Texto proporcionado =
----

Tomar medidas contra los bancos

Beatriz Castro

REALIZAR cualquier tipo de gestión presencial en un banco se ha convertido en una experiencia desesperante en ciudades que, como Santiago, cuentan –o al menos contaban– con una espléndida oferta de oficinas financieras. Si el maltrato hacia el cliente es general en las calles más céntricas de la capital gallega, resulta muy fácil imaginar lo que estará pasando en infinidad de pueblos o en ciudades con menos pujanza. A buen seguro los atropellos, los abusos y las humillaciones hacia los más débiles de la tribu –los clientes de más edad y los que no se apañan bien con la banca electrónica– se repiten a diario en multitud de localidades, pero aquí nadie dice nada ni nadie protesta como hay que protestar. ¿Hay que liarse a palos o manifestarse de forma airada? No, pero la gente sí que tendría que empezar a retirar sus fondos, por pequeños que sean, sus nóminas y sus pensiones de unas entidades que cada vez ofrecen un servicio más indecente a quienes les dan de comer. Si eso es lo que hacemos –dejar de ir– cuando en un súper nos tienen esperando muchos minutos para comprar un frasco de garbanzos, en el bar de la esquina nos sirven el café frío o en la gasolinera nos dicen que nos larguemos de allí si nos manejamos bien con la manguera, lo mismo deberíamos hacer en unos bancos que han reducido el personal al mínimo, que nos obligan a guardar cola en el exterior aunque caigan chuzos de punta –¿por qué algunas oficinas solo admiten en su interior a un máximo de cinco personas pese a tener más de doscientos metros cuadrados de superficie útil?– y que han convertido el servicio de ventanilla en un mero paripé. Lo dicho, hay que empezar a tomar medidas o nos seguirán tomando el pelo a perpetuidad, y más aún con la excusa de la pandemia. Que vale tanto para un roto como para un descosido.

----

Orden de trabajo =
Transcribe completo y sin alterar nada el texto sobre el trato de los bancos a sus clientes. Apóyate únicamente en el texto anterior.

Entradas de datos almacenados =
----

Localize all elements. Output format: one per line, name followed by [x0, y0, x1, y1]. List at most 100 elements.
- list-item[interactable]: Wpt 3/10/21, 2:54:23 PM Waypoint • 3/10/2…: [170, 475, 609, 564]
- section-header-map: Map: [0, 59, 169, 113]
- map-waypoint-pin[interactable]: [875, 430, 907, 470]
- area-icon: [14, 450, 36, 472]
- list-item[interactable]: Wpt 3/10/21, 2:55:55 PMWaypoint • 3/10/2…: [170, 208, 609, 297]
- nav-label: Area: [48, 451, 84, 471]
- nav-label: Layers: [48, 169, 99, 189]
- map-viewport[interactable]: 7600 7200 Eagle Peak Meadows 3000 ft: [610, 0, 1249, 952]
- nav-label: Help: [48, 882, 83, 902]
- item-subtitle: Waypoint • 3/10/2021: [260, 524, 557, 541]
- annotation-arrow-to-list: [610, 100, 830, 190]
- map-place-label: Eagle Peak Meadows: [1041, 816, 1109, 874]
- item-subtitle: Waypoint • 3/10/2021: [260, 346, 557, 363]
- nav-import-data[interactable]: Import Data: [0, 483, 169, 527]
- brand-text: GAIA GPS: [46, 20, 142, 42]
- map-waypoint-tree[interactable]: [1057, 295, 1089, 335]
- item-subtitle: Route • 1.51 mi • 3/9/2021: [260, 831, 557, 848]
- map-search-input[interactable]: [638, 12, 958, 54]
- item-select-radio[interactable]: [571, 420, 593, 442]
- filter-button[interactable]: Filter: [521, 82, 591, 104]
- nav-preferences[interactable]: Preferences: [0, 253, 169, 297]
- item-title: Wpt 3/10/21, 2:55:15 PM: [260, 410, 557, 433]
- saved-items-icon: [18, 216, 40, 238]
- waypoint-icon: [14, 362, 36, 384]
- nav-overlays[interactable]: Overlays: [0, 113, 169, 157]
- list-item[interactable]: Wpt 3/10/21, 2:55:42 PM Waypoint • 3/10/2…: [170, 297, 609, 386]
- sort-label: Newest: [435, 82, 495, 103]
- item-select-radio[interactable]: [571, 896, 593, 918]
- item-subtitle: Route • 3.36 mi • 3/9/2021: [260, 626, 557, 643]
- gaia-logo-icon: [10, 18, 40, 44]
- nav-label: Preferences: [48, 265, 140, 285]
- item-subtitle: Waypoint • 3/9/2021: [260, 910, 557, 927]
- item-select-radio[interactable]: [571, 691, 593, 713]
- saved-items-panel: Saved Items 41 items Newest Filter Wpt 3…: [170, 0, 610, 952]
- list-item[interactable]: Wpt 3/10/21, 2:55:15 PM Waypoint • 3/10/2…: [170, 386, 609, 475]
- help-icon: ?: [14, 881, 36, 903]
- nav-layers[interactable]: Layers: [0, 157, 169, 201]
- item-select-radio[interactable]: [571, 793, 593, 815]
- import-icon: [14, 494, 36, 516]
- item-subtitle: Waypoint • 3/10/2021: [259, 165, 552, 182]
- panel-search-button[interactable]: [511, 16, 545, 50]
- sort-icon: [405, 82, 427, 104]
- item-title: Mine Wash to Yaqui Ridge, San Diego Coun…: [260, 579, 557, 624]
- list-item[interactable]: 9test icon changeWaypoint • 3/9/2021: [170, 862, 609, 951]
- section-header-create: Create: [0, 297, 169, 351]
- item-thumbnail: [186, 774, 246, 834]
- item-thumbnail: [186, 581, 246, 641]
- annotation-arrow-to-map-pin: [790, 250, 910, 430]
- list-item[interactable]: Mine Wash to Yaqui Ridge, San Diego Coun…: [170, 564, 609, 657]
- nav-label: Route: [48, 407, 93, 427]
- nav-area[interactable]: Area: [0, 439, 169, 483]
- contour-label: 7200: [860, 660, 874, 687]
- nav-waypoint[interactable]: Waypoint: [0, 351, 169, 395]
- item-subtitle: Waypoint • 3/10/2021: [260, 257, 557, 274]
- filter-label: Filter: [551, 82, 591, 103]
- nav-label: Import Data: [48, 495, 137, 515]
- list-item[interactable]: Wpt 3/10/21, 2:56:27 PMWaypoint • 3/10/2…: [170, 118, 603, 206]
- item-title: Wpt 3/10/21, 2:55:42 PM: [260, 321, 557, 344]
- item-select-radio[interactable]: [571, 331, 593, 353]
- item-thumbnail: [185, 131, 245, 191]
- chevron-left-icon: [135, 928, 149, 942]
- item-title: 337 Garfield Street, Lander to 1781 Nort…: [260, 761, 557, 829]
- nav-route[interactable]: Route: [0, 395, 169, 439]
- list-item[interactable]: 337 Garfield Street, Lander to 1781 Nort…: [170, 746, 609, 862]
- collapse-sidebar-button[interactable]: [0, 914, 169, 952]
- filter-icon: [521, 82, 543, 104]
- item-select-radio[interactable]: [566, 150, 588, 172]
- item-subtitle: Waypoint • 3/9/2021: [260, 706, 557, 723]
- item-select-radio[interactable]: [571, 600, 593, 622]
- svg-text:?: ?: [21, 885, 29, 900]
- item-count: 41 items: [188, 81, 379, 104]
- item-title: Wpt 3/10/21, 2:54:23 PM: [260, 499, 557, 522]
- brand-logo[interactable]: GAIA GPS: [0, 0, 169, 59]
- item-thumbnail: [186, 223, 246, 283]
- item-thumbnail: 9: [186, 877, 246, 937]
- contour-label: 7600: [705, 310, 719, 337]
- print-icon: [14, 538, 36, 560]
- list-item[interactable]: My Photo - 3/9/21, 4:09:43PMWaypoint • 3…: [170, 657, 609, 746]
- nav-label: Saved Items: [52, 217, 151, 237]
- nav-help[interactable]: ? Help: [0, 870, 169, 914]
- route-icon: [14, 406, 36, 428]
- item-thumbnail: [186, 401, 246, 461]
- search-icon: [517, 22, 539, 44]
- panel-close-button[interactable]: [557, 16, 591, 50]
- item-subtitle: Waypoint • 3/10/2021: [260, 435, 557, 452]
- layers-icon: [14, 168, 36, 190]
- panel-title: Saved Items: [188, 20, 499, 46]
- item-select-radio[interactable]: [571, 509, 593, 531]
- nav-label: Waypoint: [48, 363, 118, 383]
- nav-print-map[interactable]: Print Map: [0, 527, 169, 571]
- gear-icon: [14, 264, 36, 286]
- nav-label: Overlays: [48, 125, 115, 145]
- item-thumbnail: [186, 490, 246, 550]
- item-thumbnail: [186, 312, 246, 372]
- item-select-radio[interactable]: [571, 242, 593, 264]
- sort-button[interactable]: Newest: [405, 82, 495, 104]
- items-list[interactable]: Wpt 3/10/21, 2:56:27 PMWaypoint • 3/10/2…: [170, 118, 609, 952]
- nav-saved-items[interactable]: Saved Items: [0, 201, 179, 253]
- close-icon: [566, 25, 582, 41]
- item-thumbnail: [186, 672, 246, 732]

----

Respuesta del ejercicio =
Tomar medidas contra los bancos

Beatriz Castro

REALIZAR cualquier tipo de gestión presencial en un banco se ha convertido en una experiencia desesperante en ciudades que, como Santiago, cuentan –o al menos contaban– con una espléndida oferta de oficinas financieras. Si el maltrato hacia el cliente es general en las calles más céntricas de la capital gallega, resulta muy fácil imaginar lo que estará pasando en infinidad de pueblos o en ciudades con menos pujanza. A buen seguro los atropellos, los abusos y las humillaciones hacia los más débiles de la tribu –los clientes de más edad y los que no se apañan bien con la banca electrónica– se repiten a diario en multitud de localidades, pero aquí nadie dice nada ni nadie protesta como hay que protestar. ¿Hay que liarse a palos o manifestarse de forma airada? No, pero la gente sí que tendría que empezar a retirar sus fondos, por pequeños que sean, sus nóminas y sus pensiones de unas entidades que cada vez ofrecen un servicio más indecente a quienes les dan de comer. Si eso es lo que hacemos –dejar de ir– cuando en un súper nos tienen esperando muchos minutos para comprar un frasco de garbanzos, en el bar de la esquina nos sirven el café frío o en la gasolinera nos dicen que nos larguemos de allí si nos manejamos bien con la manguera, lo mismo deberíamos hacer en unos bancos que han reducido el personal al mínimo, que nos obligan a guardar cola en el exterior aunque caigan chuzos de punta –¿por qué algunas oficinas solo admiten en su interior a un máximo de cinco personas pese a tener más de doscientos metros cuadrados de superficie útil?– y que han convertido el servicio de ventanilla en un mero paripé. Lo dicho, hay que empezar a tomar medidas o nos seguirán tomando el pelo a perpetuidad, y más aún con la excusa de la pandemia. Que vale tanto para un roto como para un descosido.